### PROBLEM DESCRIPTION
Please retype the data in full and exactly; the pictures are not part of the copy.

### RECORDS SUPPLIED

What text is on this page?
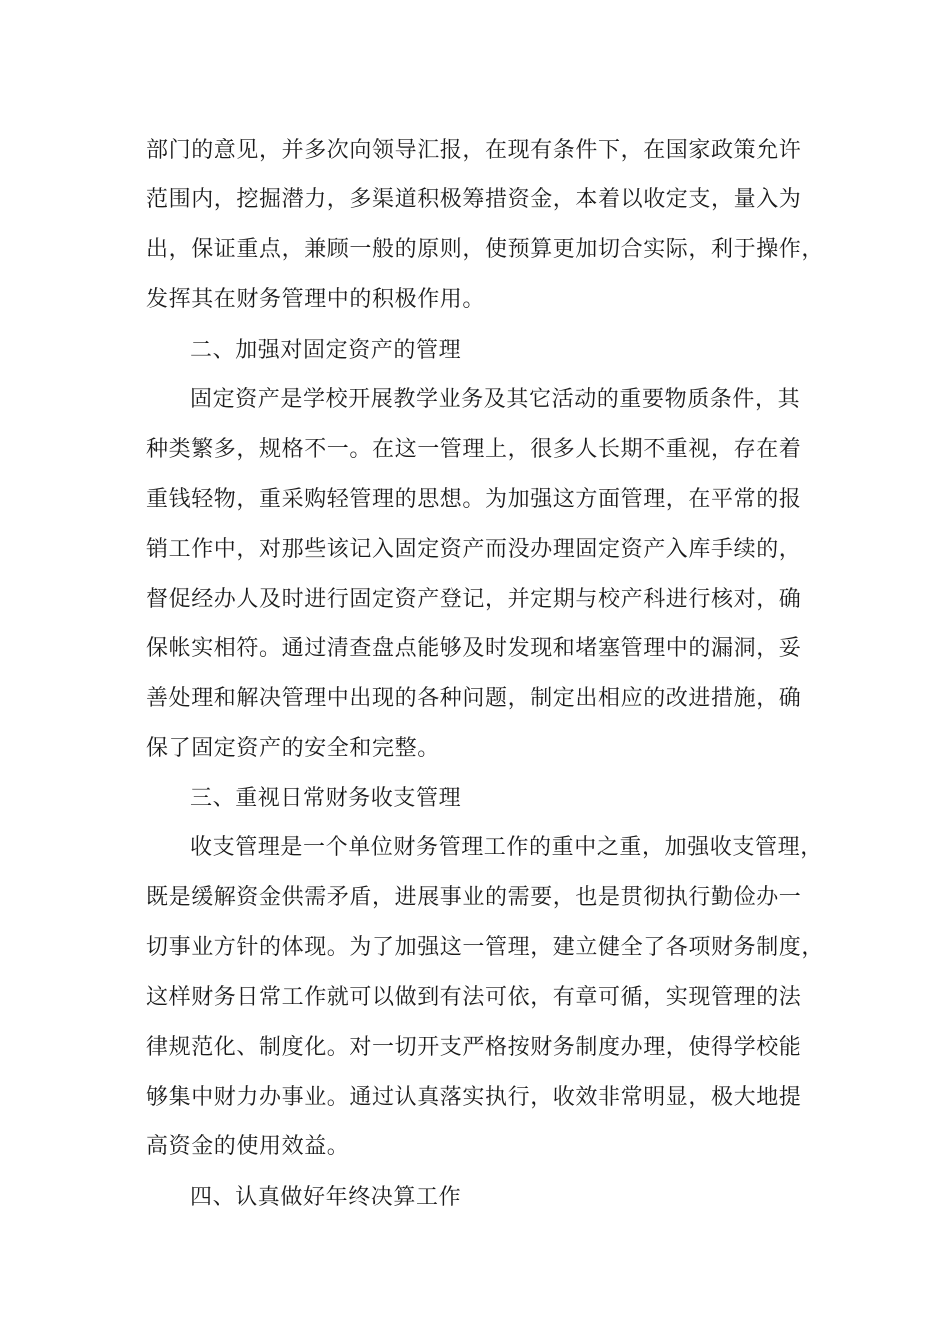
部门的意见，并多次向领导汇报，在现有条件下，在国家政策允许
范围内，挖掘潜力，多渠道积极筹措资金，本着以收定支，量入为
出，保证重点，兼顾一般的原则，使预算更加切合实际，利于操作，
发挥其在财务管理中的积极作用。
二、加强对固定资产的管理
固定资产是学校开展教学业务及其它活动的重要物质条件，其
种类繁多，规格不一。在这一管理上，很多人长期不重视，存在着
重钱轻物，重采购轻管理的思想。为加强这方面管理，在平常的报
销工作中，对那些该记入固定资产而没办理固定资产入库手续的，
督促经办人及时进行固定资产登记，并定期与校产科进行核对，确
保帐实相符。通过清查盘点能够及时发现和堵塞管理中的漏洞，妥
善处理和解决管理中出现的各种问题，制定出相应的改进措施，确
保了固定资产的安全和完整。
三、重视日常财务收支管理
收支管理是一个单位财务管理工作的重中之重，加强收支管理，
既是缓解资金供需矛盾，进展事业的需要，也是贯彻执行勤俭办一
切事业方针的体现。为了加强这一管理，建立健全了各项财务制度，
这样财务日常工作就可以做到有法可依，有章可循，实现管理的法
律规范化、制度化。对一切开支严格按财务制度办理，使得学校能
够集中财力办事业。通过认真落实执行，收效非常明显，极大地提
高资金的使用效益。
四、认真做好年终决算工作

### PROBLEM SOLUTION
What text is on this page?
部门的意见，并多次向领导汇报，在现有条件下，在国家政策允许
范围内，挖掘潜力，多渠道积极筹措资金，本着以收定支，量入为
出，保证重点，兼顾一般的原则，使预算更加切合实际，利于操作，
发挥其在财务管理中的积极作用。
二、加强对固定资产的管理
固定资产是学校开展教学业务及其它活动的重要物质条件，其
种类繁多，规格不一。在这一管理上，很多人长期不重视，存在着
重钱轻物，重采购轻管理的思想。为加强这方面管理，在平常的报
销工作中，对那些该记入固定资产而没办理固定资产入库手续的，
督促经办人及时进行固定资产登记，并定期与校产科进行核对，确
保帐实相符。通过清查盘点能够及时发现和堵塞管理中的漏洞，妥
善处理和解决管理中出现的各种问题，制定出相应的改进措施，确
保了固定资产的安全和完整。
三、重视日常财务收支管理
收支管理是一个单位财务管理工作的重中之重，加强收支管理，
既是缓解资金供需矛盾，进展事业的需要，也是贯彻执行勤俭办一
切事业方针的体现。为了加强这一管理，建立健全了各项财务制度，
这样财务日常工作就可以做到有法可依，有章可循，实现管理的法
律规范化、制度化。对一切开支严格按财务制度办理，使得学校能
够集中财力办事业。通过认真落实执行，收效非常明显，极大地提
高资金的使用效益。
四、认真做好年终决算工作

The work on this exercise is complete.